**Your objective**. Transcribe the entries below exactly.

**Data supplied**.

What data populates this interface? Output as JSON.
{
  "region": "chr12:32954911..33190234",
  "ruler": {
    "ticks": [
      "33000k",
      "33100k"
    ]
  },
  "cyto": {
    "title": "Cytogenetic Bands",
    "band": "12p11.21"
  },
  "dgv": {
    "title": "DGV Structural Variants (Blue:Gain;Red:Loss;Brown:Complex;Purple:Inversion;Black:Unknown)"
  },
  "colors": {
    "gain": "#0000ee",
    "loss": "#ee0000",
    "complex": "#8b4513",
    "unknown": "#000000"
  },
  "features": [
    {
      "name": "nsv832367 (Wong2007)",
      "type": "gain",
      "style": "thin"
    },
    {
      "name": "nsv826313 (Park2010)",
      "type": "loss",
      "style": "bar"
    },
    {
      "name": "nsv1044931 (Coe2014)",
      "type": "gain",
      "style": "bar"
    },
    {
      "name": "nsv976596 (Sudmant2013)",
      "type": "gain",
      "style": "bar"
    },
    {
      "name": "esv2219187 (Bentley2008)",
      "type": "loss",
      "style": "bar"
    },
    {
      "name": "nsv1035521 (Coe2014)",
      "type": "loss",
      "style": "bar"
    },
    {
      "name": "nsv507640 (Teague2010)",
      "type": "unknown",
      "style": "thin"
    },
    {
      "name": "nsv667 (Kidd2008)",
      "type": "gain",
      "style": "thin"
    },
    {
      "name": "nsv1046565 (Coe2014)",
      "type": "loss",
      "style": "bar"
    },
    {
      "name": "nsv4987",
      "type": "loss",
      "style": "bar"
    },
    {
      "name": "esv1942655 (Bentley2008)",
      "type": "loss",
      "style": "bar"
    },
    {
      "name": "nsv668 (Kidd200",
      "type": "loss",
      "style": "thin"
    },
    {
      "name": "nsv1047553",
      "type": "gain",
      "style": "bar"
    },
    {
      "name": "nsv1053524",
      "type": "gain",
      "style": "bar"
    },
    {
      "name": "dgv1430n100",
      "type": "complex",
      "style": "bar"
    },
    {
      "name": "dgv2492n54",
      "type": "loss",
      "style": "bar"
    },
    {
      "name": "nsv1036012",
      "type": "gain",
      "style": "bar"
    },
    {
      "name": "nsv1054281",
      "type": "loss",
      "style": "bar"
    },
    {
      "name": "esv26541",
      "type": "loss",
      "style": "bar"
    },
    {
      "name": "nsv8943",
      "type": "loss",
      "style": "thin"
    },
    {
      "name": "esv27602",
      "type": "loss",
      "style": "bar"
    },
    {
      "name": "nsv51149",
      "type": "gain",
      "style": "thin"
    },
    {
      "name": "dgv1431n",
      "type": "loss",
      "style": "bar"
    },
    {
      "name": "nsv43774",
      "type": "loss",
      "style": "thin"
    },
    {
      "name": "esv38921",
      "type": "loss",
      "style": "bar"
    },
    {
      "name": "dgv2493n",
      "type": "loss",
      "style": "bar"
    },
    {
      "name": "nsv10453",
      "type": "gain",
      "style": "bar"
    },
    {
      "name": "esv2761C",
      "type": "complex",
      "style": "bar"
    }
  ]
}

**Result of this exercise**.
What data populates this interface? Output as JSON.
{
  "region": "chr12:32954911..33190234",
  "ruler": {
    "ticks": [
      "33000k",
      "33100k"
    ]
  },
  "cyto": {
    "title": "Cytogenetic Bands",
    "band": "12p11.21"
  },
  "dgv": {
    "title": "DGV Structural Variants (Blue:Gain;Red:Loss;Brown:Complex;Purple:Inversion;Black:Unknown)"
  },
  "colors": {
    "gain": "#0000ee",
    "loss": "#ee0000",
    "complex": "#8b4513",
    "unknown": "#000000"
  },
  "features": [
    {
      "name": "nsv832367 (Wong2007)",
      "type": "gain",
      "style": "thin"
    },
    {
      "name": "nsv826313 (Park2010)",
      "type": "loss",
      "style": "bar"
    },
    {
      "name": "nsv1044931 (Coe2014)",
      "type": "gain",
      "style": "bar"
    },
    {
      "name": "nsv976596 (Sudmant2013)",
      "type": "gain",
      "style": "bar"
    },
    {
      "name": "esv2219187 (Bentley2008)",
      "type": "loss",
      "style": "bar"
    },
    {
      "name": "nsv1035521 (Coe2014)",
      "type": "loss",
      "style": "bar"
    },
    {
      "name": "nsv507640 (Teague2010)",
      "type": "unknown",
      "style": "thin"
    },
    {
      "name": "nsv667 (Kidd2008)",
      "type": "gain",
      "style": "thin"
    },
    {
      "name": "nsv1046565 (Coe2014)",
      "type": "loss",
      "style": "bar"
    },
    {
      "name": "nsv4987",
      "type": "loss",
      "style": "bar"
    },
    {
      "name": "esv1942655 (Bentley2008)",
      "type": "loss",
      "style": "bar"
    },
    {
      "name": "nsv668 (Kidd200",
      "type": "loss",
      "style": "thin"
    },
    {
      "name": "nsv1047553",
      "type": "gain",
      "style": "bar"
    },
    {
      "name": "nsv1053524",
      "type": "gain",
      "style": "bar"
    },
    {
      "name": "dgv1430n100",
      "type": "complex",
      "style": "bar"
    },
    {
      "name": "dgv2492n54",
      "type": "loss",
      "style": "bar"
    },
    {
      "name": "nsv1036012",
      "type": "gain",
      "style": "bar"
    },
    {
      "name": "nsv1054281",
      "type": "loss",
      "style": "bar"
    },
    {
      "name": "esv26541",
      "type": "loss",
      "style": "bar"
    },
    {
      "name": "nsv8943",
      "type": "loss",
      "style": "thin"
    },
    {
      "name": "esv27602",
      "type": "loss",
      "style": "bar"
    },
    {
      "name": "nsv51149",
      "type": "gain",
      "style": "thin"
    },
    {
      "name": "dgv1431n",
      "type": "loss",
      "style": "bar"
    },
    {
      "name": "nsv43774",
      "type": "loss",
      "style": "thin"
    },
    {
      "name": "esv38921",
      "type": "loss",
      "style": "bar"
    },
    {
      "name": "dgv2493n",
      "type": "loss",
      "style": "bar"
    },
    {
      "name": "nsv10453",
      "type": "gain",
      "style": "bar"
    },
    {
      "name": "esv2761C",
      "type": "complex",
      "style": "bar"
    }
  ]
}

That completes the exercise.